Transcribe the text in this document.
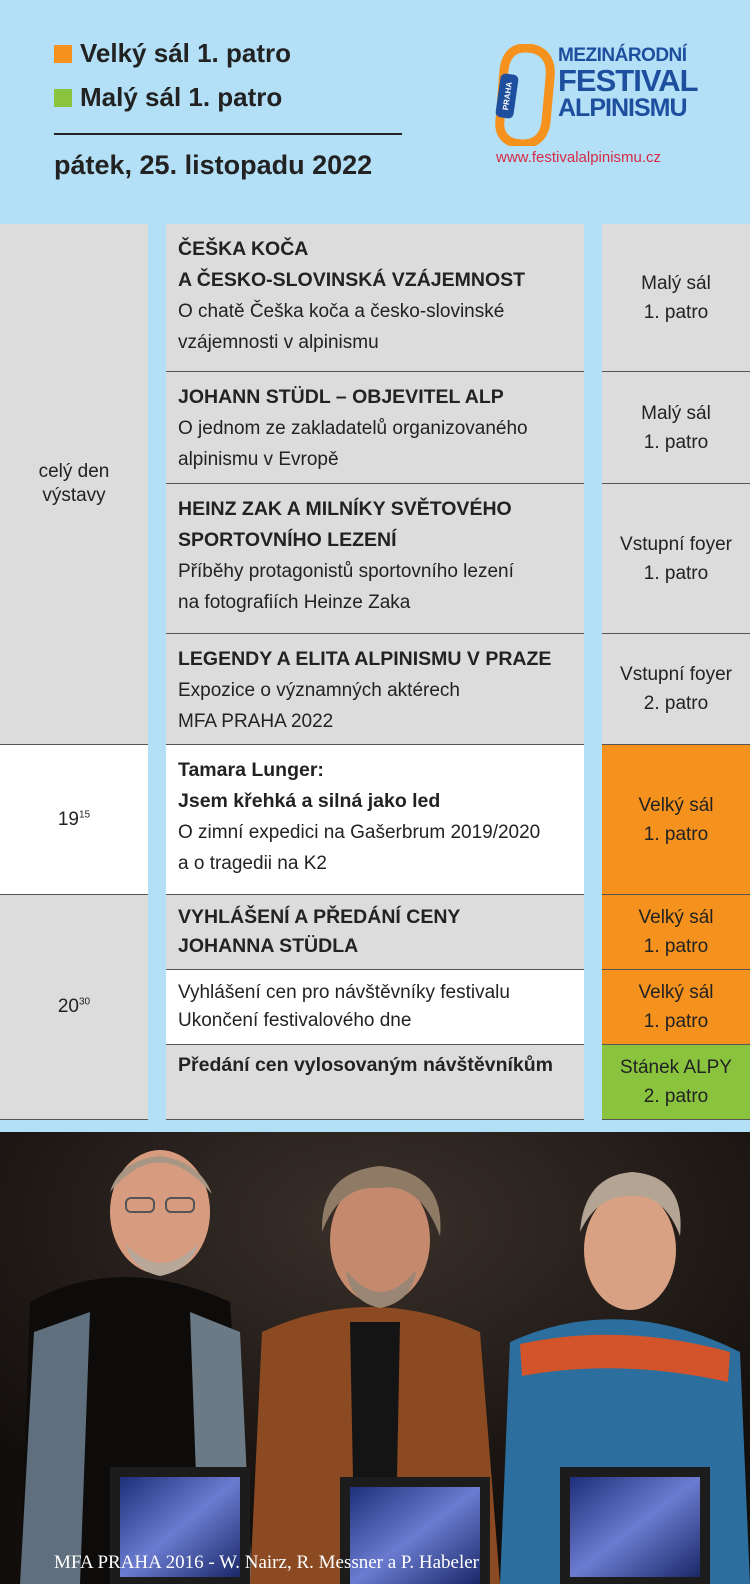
Velký sál 1. patro
Malý sál 1. patro
pátek, 25. listopadu 2022
PRAHA
MEZINÁRODNÍ
FESTIVAL
ALPINISMU
www.festivalalpinismu.cz
celý den
výstavy
$19^{15}$
$20^{30}$
ČEŠKA KOČA
A ČESKO-SLOVINSKÁ VZÁJEMNOST
O chatě Češka koča a česko-slovinské
vzájemnosti v alpinismu
JOHANN STÜDL – OBJEVITEL ALP
O jednom ze zakladatelů organizovaného
alpinismu v Evropě
HEINZ ZAK A MILNÍKY SVĚTOVÉHO
SPORTOVNÍHO LEZENÍ
Příběhy protagonistů sportovního lezení
na fotografiích Heinze Zaka
LEGENDY A ELITA ALPINISMU V PRAZE
Expozice o významných aktérech
MFA PRAHA 2022
Tamara Lunger:
Jsem křehká a silná jako led
O zimní expedici na Gašerbrum 2019/2020
a o tragedii na K2
VYHLÁŠENÍ A PŘEDÁNÍ CENY
JOHANNA STÜDLA
Vyhlášení cen pro návštěvníky festivalu
Ukončení festivalového dne
Předání cen vylosovaným návštěvníkům
Malý sál
1. patro
Malý sál
1. patro
Vstupní foyer
1. patro
Vstupní foyer
2. patro
Velký sál
1. patro
Velký sál
1. patro
Velký sál
1. patro
Stánek ALPY
2. patro
MFA PRAHA 2016 - W. Nairz, R. Messner a P. Habeler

-------

Task statement —
Reproduce the full listing above verbatim, with no pictures included.

Solution for this exercise —
Transcribe the text in this document.
Velký sál 1. patro
Malý sál 1. patro
pátek, 25. listopadu 2022
PRAHA
MEZINÁRODNÍ
FESTIVAL
ALPINISMU
www.festivalalpinismu.cz
celý den
výstavy
$19^{15}$
$20^{30}$
ČEŠKA KOČA
A ČESKO-SLOVINSKÁ VZÁJEMNOST
O chatě Češka koča a česko-slovinské
vzájemnosti v alpinismu
JOHANN STÜDL – OBJEVITEL ALP
O jednom ze zakladatelů organizovaného
alpinismu v Evropě
HEINZ ZAK A MILNÍKY SVĚTOVÉHO
SPORTOVNÍHO LEZENÍ
Příběhy protagonistů sportovního lezení
na fotografiích Heinze Zaka
LEGENDY A ELITA ALPINISMU V PRAZE
Expozice o významných aktérech
MFA PRAHA 2022
Tamara Lunger:
Jsem křehká a silná jako led
O zimní expedici na Gašerbrum 2019/2020
a o tragedii na K2
VYHLÁŠENÍ A PŘEDÁNÍ CENY
JOHANNA STÜDLA
Vyhlášení cen pro návštěvníky festivalu
Ukončení festivalového dne
Předání cen vylosovaným návštěvníkům
Malý sál
1. patro
Malý sál
1. patro
Vstupní foyer
1. patro
Vstupní foyer
2. patro
Velký sál
1. patro
Velký sál
1. patro
Velký sál
1. patro
Stánek ALPY
2. patro
MFA PRAHA 2016 - W. Nairz, R. Messner a P. Habeler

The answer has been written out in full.